Saved entries:
================

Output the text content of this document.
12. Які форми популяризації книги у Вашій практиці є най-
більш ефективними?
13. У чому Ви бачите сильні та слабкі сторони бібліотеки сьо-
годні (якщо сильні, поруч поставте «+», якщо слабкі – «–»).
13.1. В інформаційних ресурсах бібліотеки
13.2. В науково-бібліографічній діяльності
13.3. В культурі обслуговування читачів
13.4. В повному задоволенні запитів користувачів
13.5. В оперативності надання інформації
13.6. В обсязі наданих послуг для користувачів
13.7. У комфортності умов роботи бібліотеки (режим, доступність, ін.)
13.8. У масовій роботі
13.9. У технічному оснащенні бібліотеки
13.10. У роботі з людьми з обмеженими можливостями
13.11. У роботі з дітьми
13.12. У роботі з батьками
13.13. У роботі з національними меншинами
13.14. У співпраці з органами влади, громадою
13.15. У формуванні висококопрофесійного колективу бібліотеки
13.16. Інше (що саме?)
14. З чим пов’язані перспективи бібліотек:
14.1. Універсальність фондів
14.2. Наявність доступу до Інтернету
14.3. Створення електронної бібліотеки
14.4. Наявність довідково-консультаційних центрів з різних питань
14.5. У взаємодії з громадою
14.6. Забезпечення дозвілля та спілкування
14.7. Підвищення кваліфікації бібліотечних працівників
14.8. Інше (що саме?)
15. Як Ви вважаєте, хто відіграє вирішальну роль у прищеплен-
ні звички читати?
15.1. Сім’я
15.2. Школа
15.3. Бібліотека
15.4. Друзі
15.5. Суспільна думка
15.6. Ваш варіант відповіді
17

================

◆ Work to be completed: Identify lines with the string "користувачів". Copy each one.

◆ Response to this task:
13.4. В повному задоволенні запитів користувачів
13.6. В обсязі наданих послуг для користувачів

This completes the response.